→ **Stated problem**
Starting at the line that contains "What text is on this page?", copy each line through the final one exactly as written.

--- BEGIN Listing ---

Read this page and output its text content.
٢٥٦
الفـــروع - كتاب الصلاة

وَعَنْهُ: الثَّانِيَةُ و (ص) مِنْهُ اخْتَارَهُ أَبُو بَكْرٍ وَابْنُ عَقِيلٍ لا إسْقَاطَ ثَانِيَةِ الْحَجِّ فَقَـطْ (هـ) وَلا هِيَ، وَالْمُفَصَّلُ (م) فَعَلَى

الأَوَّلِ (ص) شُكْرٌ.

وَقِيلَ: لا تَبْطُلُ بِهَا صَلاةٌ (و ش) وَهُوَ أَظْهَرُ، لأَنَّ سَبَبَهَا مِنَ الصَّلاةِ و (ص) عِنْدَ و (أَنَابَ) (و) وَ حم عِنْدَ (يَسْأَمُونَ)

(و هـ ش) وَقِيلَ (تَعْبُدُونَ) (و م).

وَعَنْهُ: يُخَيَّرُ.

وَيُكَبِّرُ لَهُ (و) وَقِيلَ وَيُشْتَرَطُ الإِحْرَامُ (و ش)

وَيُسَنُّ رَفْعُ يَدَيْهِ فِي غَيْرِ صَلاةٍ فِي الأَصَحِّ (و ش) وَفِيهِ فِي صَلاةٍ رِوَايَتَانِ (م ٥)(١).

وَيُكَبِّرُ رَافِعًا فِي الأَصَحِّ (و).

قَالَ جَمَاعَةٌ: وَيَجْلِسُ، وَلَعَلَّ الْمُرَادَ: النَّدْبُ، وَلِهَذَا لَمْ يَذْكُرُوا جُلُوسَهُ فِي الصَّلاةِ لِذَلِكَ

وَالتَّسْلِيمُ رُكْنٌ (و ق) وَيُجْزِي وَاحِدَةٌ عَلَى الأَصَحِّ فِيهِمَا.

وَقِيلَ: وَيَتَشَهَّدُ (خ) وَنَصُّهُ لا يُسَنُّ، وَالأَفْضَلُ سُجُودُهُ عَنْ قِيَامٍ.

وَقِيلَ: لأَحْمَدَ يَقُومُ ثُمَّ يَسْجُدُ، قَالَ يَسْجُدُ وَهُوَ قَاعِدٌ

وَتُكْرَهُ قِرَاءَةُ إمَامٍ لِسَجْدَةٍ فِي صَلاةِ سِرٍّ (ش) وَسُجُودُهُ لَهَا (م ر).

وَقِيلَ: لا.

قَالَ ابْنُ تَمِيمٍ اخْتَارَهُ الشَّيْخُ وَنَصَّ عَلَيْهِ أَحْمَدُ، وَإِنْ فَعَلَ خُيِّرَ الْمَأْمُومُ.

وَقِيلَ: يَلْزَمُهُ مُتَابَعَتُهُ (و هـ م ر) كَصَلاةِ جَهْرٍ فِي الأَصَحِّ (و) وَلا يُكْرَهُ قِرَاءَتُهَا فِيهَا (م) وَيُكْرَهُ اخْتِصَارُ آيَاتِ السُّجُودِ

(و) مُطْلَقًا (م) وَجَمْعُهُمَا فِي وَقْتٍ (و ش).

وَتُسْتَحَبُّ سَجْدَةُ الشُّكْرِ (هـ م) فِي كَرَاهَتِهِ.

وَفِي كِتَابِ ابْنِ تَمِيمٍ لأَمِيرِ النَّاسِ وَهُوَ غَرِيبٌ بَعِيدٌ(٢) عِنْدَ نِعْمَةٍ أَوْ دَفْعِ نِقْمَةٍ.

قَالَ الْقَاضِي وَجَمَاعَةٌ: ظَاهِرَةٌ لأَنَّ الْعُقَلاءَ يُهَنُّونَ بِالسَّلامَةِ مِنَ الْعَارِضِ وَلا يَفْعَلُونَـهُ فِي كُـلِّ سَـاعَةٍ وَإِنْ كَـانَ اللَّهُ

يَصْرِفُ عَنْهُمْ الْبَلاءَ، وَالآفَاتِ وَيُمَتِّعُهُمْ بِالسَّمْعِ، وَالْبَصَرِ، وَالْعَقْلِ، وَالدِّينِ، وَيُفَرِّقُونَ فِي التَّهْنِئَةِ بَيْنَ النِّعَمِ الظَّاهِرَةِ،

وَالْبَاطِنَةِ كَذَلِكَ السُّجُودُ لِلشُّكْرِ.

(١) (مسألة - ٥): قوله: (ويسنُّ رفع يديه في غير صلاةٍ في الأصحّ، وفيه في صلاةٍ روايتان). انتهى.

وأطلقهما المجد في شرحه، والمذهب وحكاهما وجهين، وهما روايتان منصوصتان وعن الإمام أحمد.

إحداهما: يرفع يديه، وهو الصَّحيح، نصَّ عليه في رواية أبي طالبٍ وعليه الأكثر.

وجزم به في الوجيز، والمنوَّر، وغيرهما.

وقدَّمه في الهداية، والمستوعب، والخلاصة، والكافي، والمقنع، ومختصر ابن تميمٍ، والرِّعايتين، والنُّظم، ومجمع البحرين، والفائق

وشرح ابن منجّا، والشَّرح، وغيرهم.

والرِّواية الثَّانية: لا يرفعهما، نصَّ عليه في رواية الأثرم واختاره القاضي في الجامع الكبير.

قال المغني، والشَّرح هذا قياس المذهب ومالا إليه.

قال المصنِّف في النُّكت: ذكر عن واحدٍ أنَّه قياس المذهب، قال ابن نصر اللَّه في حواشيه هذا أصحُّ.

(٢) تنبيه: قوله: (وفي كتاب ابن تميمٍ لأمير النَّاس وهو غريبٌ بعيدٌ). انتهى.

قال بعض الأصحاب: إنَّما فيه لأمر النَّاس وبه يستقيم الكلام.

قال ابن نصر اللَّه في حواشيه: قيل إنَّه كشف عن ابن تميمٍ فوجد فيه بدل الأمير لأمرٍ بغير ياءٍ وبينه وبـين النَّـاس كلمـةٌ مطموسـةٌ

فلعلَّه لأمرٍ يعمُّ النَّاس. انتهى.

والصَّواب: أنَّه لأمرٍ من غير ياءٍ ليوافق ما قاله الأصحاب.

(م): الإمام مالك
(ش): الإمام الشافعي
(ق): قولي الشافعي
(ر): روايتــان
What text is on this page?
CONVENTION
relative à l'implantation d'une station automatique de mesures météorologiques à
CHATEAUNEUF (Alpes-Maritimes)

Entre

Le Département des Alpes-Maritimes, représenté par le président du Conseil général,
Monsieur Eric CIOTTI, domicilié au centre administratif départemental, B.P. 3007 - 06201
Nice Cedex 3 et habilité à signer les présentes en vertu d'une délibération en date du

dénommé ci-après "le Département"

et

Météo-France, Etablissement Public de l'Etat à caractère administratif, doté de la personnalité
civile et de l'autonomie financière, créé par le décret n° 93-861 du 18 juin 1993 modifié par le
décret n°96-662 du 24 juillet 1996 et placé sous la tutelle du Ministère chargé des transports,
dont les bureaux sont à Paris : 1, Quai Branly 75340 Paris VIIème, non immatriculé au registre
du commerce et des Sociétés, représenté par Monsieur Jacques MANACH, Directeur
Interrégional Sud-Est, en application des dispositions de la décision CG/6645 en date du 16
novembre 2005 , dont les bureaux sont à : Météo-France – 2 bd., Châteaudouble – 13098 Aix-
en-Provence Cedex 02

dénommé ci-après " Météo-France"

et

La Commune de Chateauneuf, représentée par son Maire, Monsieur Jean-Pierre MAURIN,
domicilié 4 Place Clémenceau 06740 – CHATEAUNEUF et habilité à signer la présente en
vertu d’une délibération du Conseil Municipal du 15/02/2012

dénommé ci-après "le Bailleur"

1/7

--- END Listing ---

→ **Answer to the problem**
What text is on this page?
CONVENTION
relative à l'implantation d'une station automatique de mesures météorologiques à
CHATEAUNEUF (Alpes-Maritimes)

Entre

Le Département des Alpes-Maritimes, représenté par le président du Conseil général,
Monsieur Eric CIOTTI, domicilié au centre administratif départemental, B.P. 3007 - 06201
Nice Cedex 3 et habilité à signer les présentes en vertu d'une délibération en date du

dénommé ci-après "le Département"

et

Météo-France, Etablissement Public de l'Etat à caractère administratif, doté de la personnalité
civile et de l'autonomie financière, créé par le décret n° 93-861 du 18 juin 1993 modifié par le
décret n°96-662 du 24 juillet 1996 et placé sous la tutelle du Ministère chargé des transports,
dont les bureaux sont à Paris : 1, Quai Branly 75340 Paris VIIème, non immatriculé au registre
du commerce et des Sociétés, représenté par Monsieur Jacques MANACH, Directeur
Interrégional Sud-Est, en application des dispositions de la décision CG/6645 en date du 16
novembre 2005 , dont les bureaux sont à : Météo-France – 2 bd., Châteaudouble – 13098 Aix-
en-Provence Cedex 02

dénommé ci-après " Météo-France"

et

La Commune de Chateauneuf, représentée par son Maire, Monsieur Jean-Pierre MAURIN,
domicilié 4 Place Clémenceau 06740 – CHATEAUNEUF et habilité à signer la présente en
vertu d’une délibération du Conseil Municipal du 15/02/2012

dénommé ci-après "le Bailleur"

1/7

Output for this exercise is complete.